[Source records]
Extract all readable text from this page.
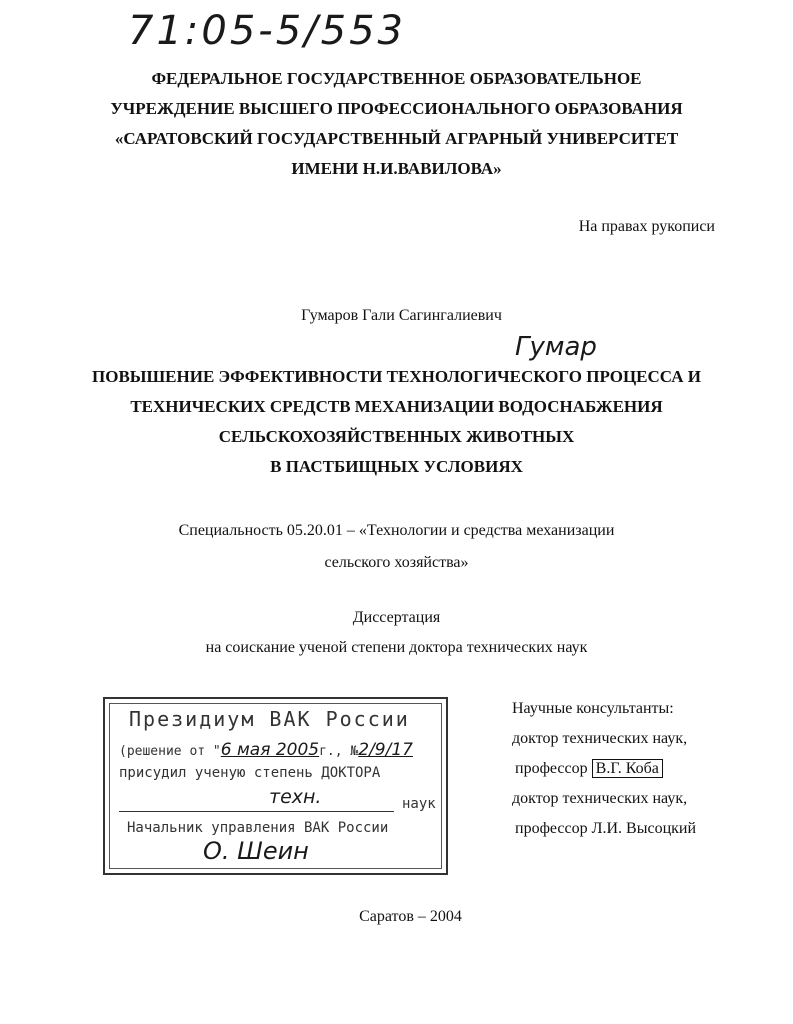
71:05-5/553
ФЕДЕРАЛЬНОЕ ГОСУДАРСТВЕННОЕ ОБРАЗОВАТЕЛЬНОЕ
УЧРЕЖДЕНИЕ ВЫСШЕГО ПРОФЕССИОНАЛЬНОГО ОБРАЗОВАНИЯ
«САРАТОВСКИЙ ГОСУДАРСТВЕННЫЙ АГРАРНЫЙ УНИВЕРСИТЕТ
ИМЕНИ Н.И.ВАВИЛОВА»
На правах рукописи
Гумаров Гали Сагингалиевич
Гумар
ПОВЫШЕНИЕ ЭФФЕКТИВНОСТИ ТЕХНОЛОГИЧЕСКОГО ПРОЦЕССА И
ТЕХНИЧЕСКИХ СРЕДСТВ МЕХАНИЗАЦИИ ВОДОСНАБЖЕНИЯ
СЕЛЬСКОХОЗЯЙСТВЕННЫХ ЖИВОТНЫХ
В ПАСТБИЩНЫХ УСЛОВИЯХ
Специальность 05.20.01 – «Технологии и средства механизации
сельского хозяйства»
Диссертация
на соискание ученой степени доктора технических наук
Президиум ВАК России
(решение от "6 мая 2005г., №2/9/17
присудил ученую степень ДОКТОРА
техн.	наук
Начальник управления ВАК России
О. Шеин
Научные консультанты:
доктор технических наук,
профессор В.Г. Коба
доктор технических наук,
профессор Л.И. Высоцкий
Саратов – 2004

» **WORK REQUIRED**
Leave out the pictures and give the listing above again exactly.

» **TASK SOLUTION**
Extract all readable text from this page.
71:05-5/553
ФЕДЕРАЛЬНОЕ ГОСУДАРСТВЕННОЕ ОБРАЗОВАТЕЛЬНОЕ
УЧРЕЖДЕНИЕ ВЫСШЕГО ПРОФЕССИОНАЛЬНОГО ОБРАЗОВАНИЯ
«САРАТОВСКИЙ ГОСУДАРСТВЕННЫЙ АГРАРНЫЙ УНИВЕРСИТЕТ
ИМЕНИ Н.И.ВАВИЛОВА»
На правах рукописи
Гумаров Гали Сагингалиевич
Гумар
ПОВЫШЕНИЕ ЭФФЕКТИВНОСТИ ТЕХНОЛОГИЧЕСКОГО ПРОЦЕССА И
ТЕХНИЧЕСКИХ СРЕДСТВ МЕХАНИЗАЦИИ ВОДОСНАБЖЕНИЯ
СЕЛЬСКОХОЗЯЙСТВЕННЫХ ЖИВОТНЫХ
В ПАСТБИЩНЫХ УСЛОВИЯХ
Специальность 05.20.01 – «Технологии и средства механизации
сельского хозяйства»
Диссертация
на соискание ученой степени доктора технических наук
Президиум ВАК России
(решение от "6 мая 2005г., №2/9/17
присудил ученую степень ДОКТОРА
техн.	наук
Начальник управления ВАК России
О. Шеин
Научные консультанты:
доктор технических наук,
профессор В.Г. Коба
доктор технических наук,
профессор Л.И. Высоцкий
Саратов – 2004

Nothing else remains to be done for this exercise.